START Given records

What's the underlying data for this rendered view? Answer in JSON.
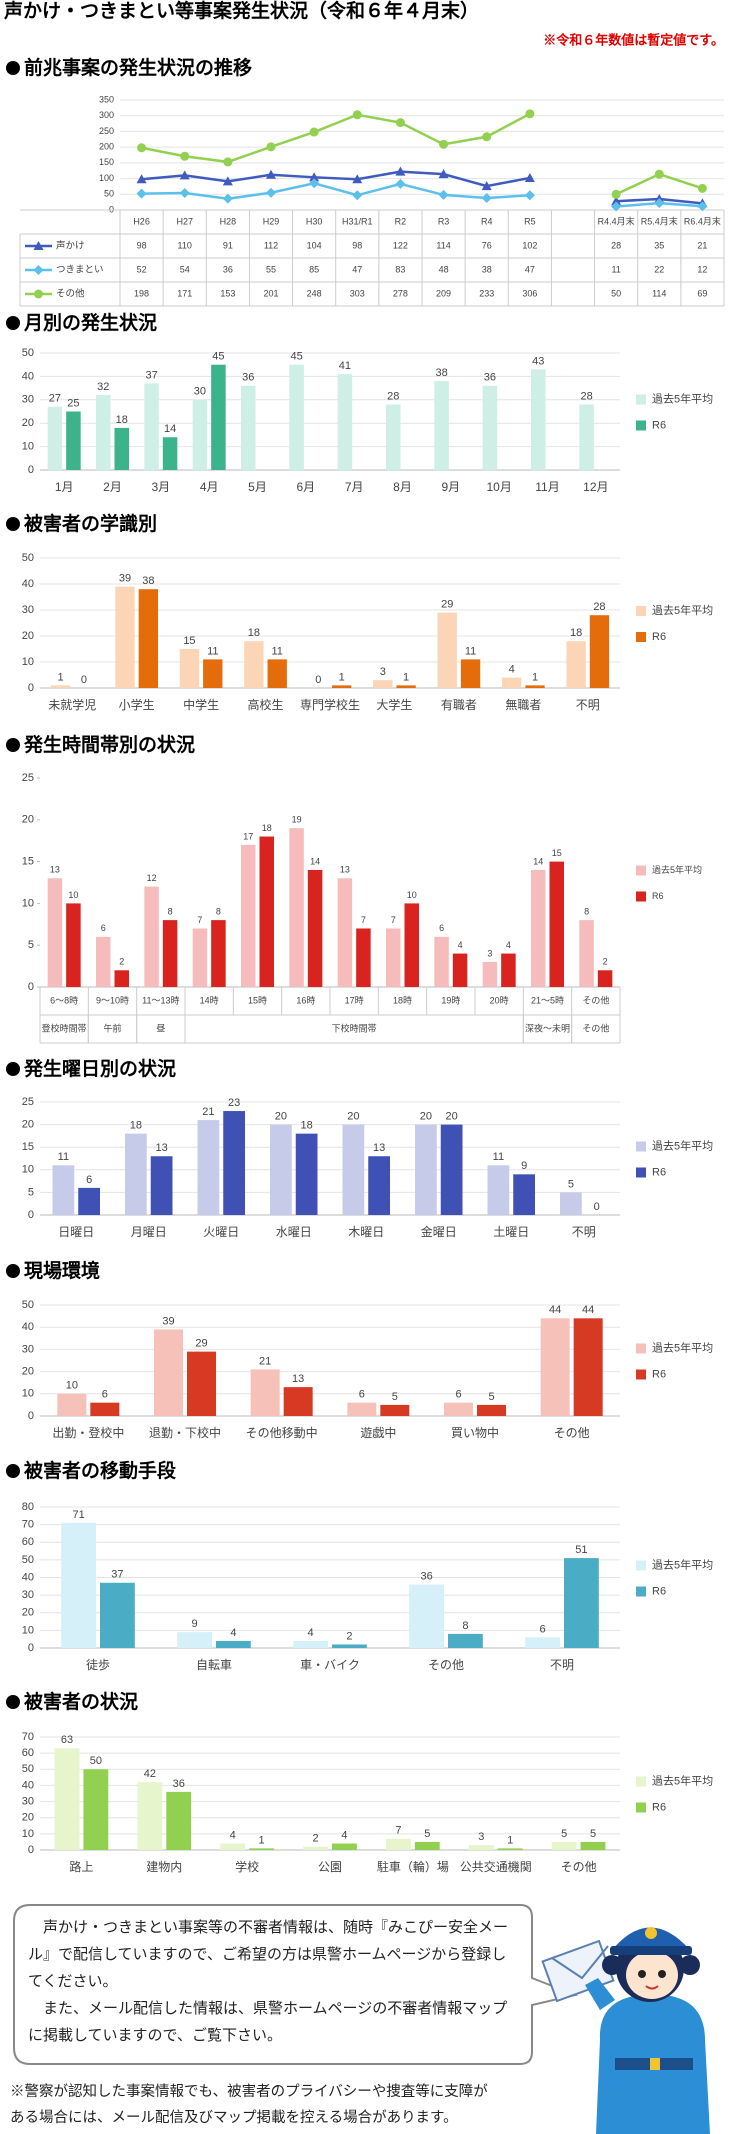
{
  "title": "声かけ・つきまとい等事案発生状況（令和６年４月末）",
  "note": "※令和６年数値は暫定値です。",
  "chart_data": [
    {
      "type": "line",
      "title": "前兆事案の発生状況の推移",
      "categories": [
        "H26",
        "H27",
        "H28",
        "H29",
        "H30",
        "H31/R1",
        "R2",
        "R3",
        "R4",
        "R5",
        null,
        "R4.4月末",
        "R5.4月末",
        "R6.4月末"
      ],
      "series": [
        {
          "name": "声かけ",
          "color": "#3f5bbf",
          "marker": "triangle",
          "values": [
            98,
            110,
            91,
            112,
            104,
            98,
            122,
            114,
            76,
            102,
            null,
            28,
            35,
            21
          ]
        },
        {
          "name": "つきまとい",
          "color": "#5bc0eb",
          "marker": "diamond",
          "values": [
            52,
            54,
            36,
            55,
            85,
            47,
            83,
            48,
            38,
            47,
            null,
            11,
            22,
            12
          ]
        },
        {
          "name": "その他",
          "color": "#92d050",
          "marker": "circle",
          "values": [
            198,
            171,
            153,
            201,
            248,
            303,
            278,
            209,
            233,
            306,
            null,
            50,
            114,
            69
          ]
        }
      ],
      "ylim": [
        0,
        350
      ],
      "yticks": [
        0,
        50,
        100,
        150,
        200,
        250,
        300,
        350
      ],
      "grid": true
    },
    {
      "type": "bar",
      "title": "月別の発生状況",
      "categories": [
        "1月",
        "2月",
        "3月",
        "4月",
        "5月",
        "6月",
        "7月",
        "8月",
        "9月",
        "10月",
        "11月",
        "12月"
      ],
      "series": [
        {
          "name": "過去5年平均",
          "color": "#cdefe6",
          "values": [
            27,
            32,
            37,
            30,
            36,
            45,
            41,
            28,
            38,
            36,
            43,
            28
          ]
        },
        {
          "name": "R6",
          "color": "#3cb38a",
          "values": [
            25,
            18,
            14,
            45,
            null,
            null,
            null,
            null,
            null,
            null,
            null,
            null
          ]
        }
      ],
      "ylim": [
        0,
        50
      ],
      "yticks": [
        0,
        10,
        20,
        30,
        40,
        50
      ],
      "grid": true
    },
    {
      "type": "bar",
      "title": "被害者の学識別",
      "categories": [
        "未就学児",
        "小学生",
        "中学生",
        "高校生",
        "専門学校生",
        "大学生",
        "有職者",
        "無職者",
        "不明"
      ],
      "series": [
        {
          "name": "過去5年平均",
          "color": "#fbd5b5",
          "values": [
            1,
            39,
            15,
            18,
            0,
            3,
            29,
            4,
            18
          ]
        },
        {
          "name": "R6",
          "color": "#e46c0a",
          "values": [
            0,
            38,
            11,
            11,
            1,
            1,
            11,
            1,
            28
          ]
        }
      ],
      "ylim": [
        0,
        50
      ],
      "yticks": [
        0,
        10,
        20,
        30,
        40,
        50
      ],
      "grid": true
    },
    {
      "type": "bar",
      "title": "発生時間帯別の状況",
      "categories": [
        "6～8時",
        "9～10時",
        "11～13時",
        "14時",
        "15時",
        "16時",
        "17時",
        "18時",
        "19時",
        "20時",
        "21～5時",
        "その他"
      ],
      "category_groups": [
        {
          "label": "登校時間帯",
          "members": [
            "6～8時"
          ]
        },
        {
          "label": "午前",
          "members": [
            "9～10時"
          ]
        },
        {
          "label": "昼",
          "members": [
            "11～13時"
          ]
        },
        {
          "label": "下校時間帯",
          "members": [
            "14時",
            "15時",
            "16時",
            "17時",
            "18時",
            "19時",
            "20時"
          ]
        },
        {
          "label": "深夜～未明",
          "members": [
            "21～5時"
          ]
        },
        {
          "label": "その他",
          "members": [
            "その他"
          ]
        }
      ],
      "series": [
        {
          "name": "過去5年平均",
          "color": "#f6bcbc",
          "values": [
            13,
            6,
            12,
            7,
            17,
            19,
            13,
            7,
            6,
            3,
            14,
            8
          ]
        },
        {
          "name": "R6",
          "color": "#d9231e",
          "values": [
            10,
            2,
            8,
            8,
            18,
            14,
            7,
            10,
            4,
            4,
            15,
            2
          ]
        }
      ],
      "ylim": [
        0,
        25
      ],
      "yticks": [
        0,
        5,
        10,
        15,
        20,
        25
      ],
      "grid": false
    },
    {
      "type": "bar",
      "title": "発生曜日別の状況",
      "categories": [
        "日曜日",
        "月曜日",
        "火曜日",
        "水曜日",
        "木曜日",
        "金曜日",
        "土曜日",
        "不明"
      ],
      "series": [
        {
          "name": "過去5年平均",
          "color": "#c5cbe9",
          "values": [
            11,
            18,
            21,
            20,
            20,
            20,
            11,
            5
          ]
        },
        {
          "name": "R6",
          "color": "#3f51b5",
          "values": [
            6,
            13,
            23,
            18,
            13,
            20,
            9,
            0
          ]
        }
      ],
      "ylim": [
        0,
        25
      ],
      "yticks": [
        0,
        5,
        10,
        15,
        20,
        25
      ],
      "grid": true
    },
    {
      "type": "bar",
      "title": "現場環境",
      "categories": [
        "出勤・登校中",
        "退勤・下校中",
        "その他移動中",
        "遊戯中",
        "買い物中",
        "その他"
      ],
      "series": [
        {
          "name": "過去5年平均",
          "color": "#f6c1b8",
          "values": [
            10,
            39,
            21,
            6,
            6,
            44
          ]
        },
        {
          "name": "R6",
          "color": "#d63a22",
          "values": [
            6,
            29,
            13,
            5,
            5,
            44
          ]
        }
      ],
      "ylim": [
        0,
        50
      ],
      "yticks": [
        0,
        10,
        20,
        30,
        40,
        50
      ],
      "grid": true
    },
    {
      "type": "bar",
      "title": "被害者の移動手段",
      "categories": [
        "徒歩",
        "自転車",
        "車・バイク",
        "その他",
        "不明"
      ],
      "series": [
        {
          "name": "過去5年平均",
          "color": "#d5f0f8",
          "values": [
            71,
            9,
            4,
            36,
            6
          ]
        },
        {
          "name": "R6",
          "color": "#4bacc6",
          "values": [
            37,
            4,
            2,
            8,
            51
          ]
        }
      ],
      "ylim": [
        0,
        80
      ],
      "yticks": [
        0,
        10,
        20,
        30,
        40,
        50,
        60,
        70,
        80
      ],
      "grid": true
    },
    {
      "type": "bar",
      "title": "被害者の状況",
      "categories": [
        "路上",
        "建物内",
        "学校",
        "公園",
        "駐車（輪）場",
        "公共交通機関",
        "その他"
      ],
      "series": [
        {
          "name": "過去5年平均",
          "color": "#e6f5cc",
          "values": [
            63,
            42,
            4,
            2,
            7,
            3,
            5
          ]
        },
        {
          "name": "R6",
          "color": "#92d050",
          "values": [
            50,
            36,
            1,
            4,
            5,
            1,
            5
          ]
        }
      ],
      "ylim": [
        0,
        70
      ],
      "yticks": [
        0,
        10,
        20,
        30,
        40,
        50,
        60,
        70
      ],
      "grid": true
    }
  ],
  "message": [
    "　声かけ・つきまとい事案等の不審者情報は、随時『みこぴー安全メー",
    "ル』で配信していますので、ご希望の方は県警ホームページから登録し",
    "てください。",
    "　また、メール配信した情報は、県警ホームページの不審者情報マップ",
    "に掲載していますので、ご覧下さい。"
  ],
  "footnote": [
    "※警察が認知した事案情報でも、被害者のプライバシーや捜査等に支障が",
    "ある場合には、メール配信及びマップ掲載を控える場合があります。"
  ]
}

END Given records

* _What you have to do_: Tell how many lines of the data above hold the string "label". Give only the number.

* _Written response_: 6